### BRIEF
Copy out the lines of the stored data starting at the line containing "bar: [423, 321, 433, 481]" and ending at the line containing "bar: [317, 460, 327, 481]", both included.

[Stored data]
· · · · ·

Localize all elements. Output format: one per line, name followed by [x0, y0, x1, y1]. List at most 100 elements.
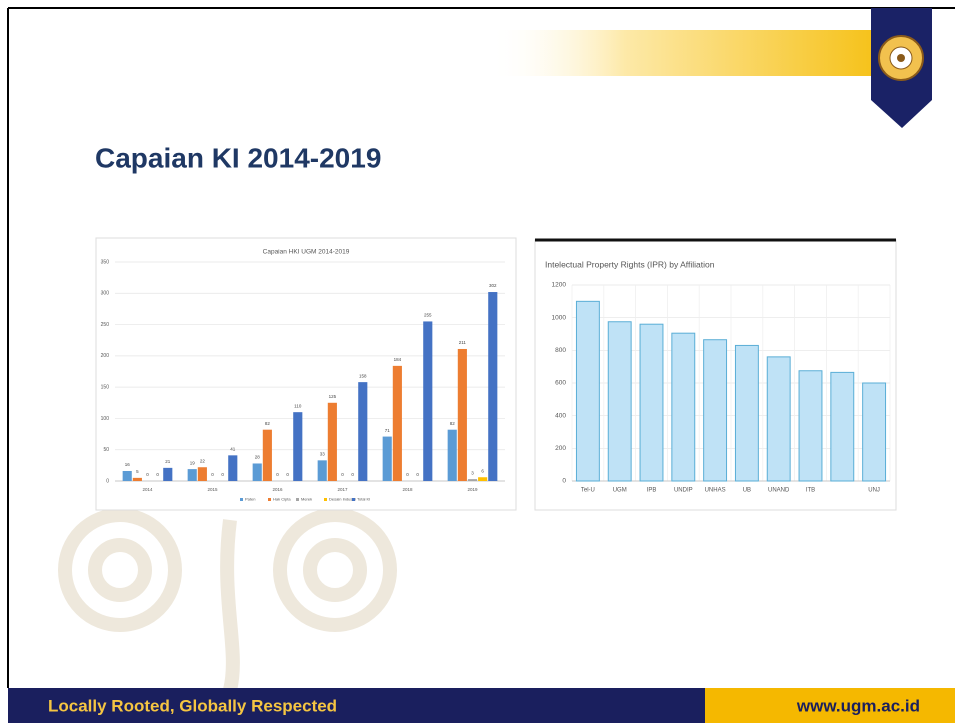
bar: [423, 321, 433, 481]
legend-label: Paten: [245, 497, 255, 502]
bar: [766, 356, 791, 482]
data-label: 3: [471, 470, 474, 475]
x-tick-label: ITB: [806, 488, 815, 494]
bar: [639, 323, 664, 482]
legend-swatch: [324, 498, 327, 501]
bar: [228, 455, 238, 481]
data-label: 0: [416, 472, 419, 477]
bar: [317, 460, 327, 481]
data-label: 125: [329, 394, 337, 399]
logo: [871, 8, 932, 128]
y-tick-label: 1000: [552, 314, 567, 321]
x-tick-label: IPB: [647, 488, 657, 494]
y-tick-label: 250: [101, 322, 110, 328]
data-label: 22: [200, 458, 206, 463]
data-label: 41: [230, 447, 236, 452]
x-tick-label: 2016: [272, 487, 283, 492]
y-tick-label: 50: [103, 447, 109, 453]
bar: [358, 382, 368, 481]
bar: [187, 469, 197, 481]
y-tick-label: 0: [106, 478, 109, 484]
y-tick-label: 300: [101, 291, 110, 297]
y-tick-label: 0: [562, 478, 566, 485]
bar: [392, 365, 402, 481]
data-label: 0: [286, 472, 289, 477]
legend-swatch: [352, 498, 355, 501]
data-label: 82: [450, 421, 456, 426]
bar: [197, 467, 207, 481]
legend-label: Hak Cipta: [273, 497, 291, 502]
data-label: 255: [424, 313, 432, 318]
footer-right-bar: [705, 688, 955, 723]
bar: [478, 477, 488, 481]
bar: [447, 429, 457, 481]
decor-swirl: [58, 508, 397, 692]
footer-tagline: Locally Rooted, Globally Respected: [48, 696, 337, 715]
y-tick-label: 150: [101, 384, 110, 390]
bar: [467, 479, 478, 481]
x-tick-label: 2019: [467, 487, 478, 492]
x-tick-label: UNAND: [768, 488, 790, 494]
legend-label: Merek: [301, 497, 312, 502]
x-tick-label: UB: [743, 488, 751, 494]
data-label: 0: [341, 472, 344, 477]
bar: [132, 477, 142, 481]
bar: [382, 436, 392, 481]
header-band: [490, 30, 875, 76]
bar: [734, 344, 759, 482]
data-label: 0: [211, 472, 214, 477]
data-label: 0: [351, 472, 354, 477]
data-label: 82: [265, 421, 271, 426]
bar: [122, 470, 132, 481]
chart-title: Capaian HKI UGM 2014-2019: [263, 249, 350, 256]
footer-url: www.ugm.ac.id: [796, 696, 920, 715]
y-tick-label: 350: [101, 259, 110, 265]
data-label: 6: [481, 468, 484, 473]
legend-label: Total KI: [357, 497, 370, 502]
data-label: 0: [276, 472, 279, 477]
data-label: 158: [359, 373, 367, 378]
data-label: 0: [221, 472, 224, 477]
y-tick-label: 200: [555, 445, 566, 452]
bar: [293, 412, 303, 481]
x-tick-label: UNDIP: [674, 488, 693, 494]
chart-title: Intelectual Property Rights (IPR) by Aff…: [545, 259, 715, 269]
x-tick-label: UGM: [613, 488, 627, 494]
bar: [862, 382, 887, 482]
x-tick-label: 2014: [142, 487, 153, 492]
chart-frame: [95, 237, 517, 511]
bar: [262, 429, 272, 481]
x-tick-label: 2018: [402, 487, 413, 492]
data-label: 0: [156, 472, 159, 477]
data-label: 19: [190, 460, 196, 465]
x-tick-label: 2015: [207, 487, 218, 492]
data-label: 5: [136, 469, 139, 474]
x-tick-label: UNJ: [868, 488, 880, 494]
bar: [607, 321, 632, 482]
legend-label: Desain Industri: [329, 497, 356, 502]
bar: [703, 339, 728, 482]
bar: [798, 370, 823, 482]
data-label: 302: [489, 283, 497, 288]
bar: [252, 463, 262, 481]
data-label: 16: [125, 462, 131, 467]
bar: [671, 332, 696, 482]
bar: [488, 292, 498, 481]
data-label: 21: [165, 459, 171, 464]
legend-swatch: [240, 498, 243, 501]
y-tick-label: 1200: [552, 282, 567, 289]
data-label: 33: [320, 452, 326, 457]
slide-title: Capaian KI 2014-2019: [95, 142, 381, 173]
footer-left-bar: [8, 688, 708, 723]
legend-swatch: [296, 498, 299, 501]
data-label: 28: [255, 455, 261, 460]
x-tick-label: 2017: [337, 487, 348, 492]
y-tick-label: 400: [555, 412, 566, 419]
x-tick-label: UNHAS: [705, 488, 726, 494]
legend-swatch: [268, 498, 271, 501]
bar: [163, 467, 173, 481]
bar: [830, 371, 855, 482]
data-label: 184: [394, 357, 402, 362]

· · · · ·

### REPLY TO THE TASK
bar: [423, 321, 433, 481]
legend-label: Paten: [245, 497, 255, 502]
bar: [766, 356, 791, 482]
data-label: 3: [471, 470, 474, 475]
x-tick-label: ITB: [806, 488, 815, 494]
bar: [639, 323, 664, 482]
legend-swatch: [324, 498, 327, 501]
bar: [228, 455, 238, 481]
data-label: 0: [416, 472, 419, 477]
bar: [317, 460, 327, 481]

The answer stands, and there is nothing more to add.